--- EXERCISE MATERIAL ---
::::

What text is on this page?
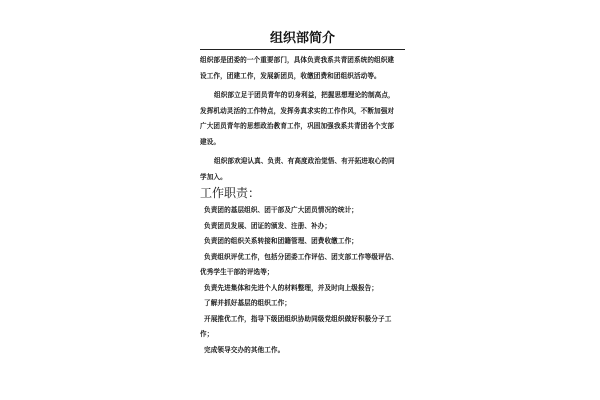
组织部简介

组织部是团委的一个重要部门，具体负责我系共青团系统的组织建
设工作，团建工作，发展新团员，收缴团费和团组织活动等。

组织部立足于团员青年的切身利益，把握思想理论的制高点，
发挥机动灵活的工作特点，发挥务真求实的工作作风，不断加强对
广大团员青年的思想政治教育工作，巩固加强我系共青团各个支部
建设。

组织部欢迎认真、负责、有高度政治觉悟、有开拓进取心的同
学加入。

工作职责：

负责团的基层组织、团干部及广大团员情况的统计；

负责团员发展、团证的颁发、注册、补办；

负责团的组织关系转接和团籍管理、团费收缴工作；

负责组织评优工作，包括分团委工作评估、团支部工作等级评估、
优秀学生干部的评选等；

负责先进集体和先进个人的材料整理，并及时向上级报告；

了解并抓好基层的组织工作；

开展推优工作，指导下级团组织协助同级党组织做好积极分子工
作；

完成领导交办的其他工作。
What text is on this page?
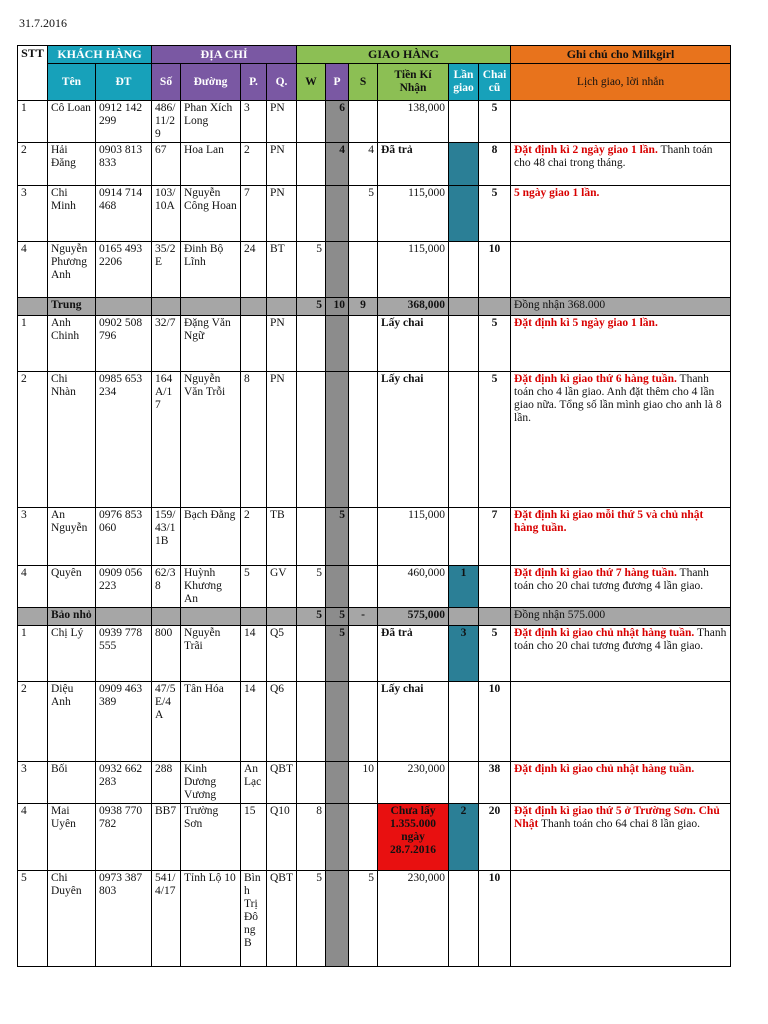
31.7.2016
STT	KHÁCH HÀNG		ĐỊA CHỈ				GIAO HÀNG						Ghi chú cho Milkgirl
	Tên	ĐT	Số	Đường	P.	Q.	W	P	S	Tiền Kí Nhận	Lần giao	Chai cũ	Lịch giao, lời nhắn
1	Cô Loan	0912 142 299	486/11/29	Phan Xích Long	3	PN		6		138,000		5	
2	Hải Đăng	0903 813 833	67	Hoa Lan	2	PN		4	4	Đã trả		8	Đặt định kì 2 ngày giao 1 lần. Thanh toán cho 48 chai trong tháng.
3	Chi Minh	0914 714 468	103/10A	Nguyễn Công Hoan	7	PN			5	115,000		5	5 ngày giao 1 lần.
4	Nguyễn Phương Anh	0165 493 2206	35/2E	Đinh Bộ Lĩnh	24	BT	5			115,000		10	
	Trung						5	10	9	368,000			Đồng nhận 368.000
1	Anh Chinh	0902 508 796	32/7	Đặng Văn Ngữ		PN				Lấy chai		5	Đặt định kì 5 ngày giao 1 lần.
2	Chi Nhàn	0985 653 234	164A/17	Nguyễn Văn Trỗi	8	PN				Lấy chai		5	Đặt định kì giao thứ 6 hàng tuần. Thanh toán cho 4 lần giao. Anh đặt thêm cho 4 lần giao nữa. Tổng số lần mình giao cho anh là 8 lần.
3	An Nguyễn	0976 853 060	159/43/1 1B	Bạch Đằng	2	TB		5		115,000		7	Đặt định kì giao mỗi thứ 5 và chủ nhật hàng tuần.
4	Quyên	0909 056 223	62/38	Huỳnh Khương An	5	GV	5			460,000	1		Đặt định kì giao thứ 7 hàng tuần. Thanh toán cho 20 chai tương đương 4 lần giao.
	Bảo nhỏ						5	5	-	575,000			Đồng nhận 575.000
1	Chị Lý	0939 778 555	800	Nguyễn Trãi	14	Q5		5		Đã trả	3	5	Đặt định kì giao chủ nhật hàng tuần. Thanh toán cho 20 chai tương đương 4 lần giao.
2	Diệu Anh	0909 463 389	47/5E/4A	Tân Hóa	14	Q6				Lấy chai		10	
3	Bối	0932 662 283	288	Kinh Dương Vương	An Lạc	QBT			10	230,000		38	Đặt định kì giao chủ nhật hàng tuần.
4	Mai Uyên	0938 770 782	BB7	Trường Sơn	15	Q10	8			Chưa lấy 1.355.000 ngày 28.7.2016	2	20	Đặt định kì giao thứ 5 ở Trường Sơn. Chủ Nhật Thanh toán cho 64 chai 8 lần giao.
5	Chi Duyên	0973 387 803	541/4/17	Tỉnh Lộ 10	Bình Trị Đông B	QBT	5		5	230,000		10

::::

--- DIRECTIONS FOR THIS TASK ---
Determine the number of lines where the string "Đồng" occurs, and give that number only.

--- OUTPUT OF THE EXERCISE ---
2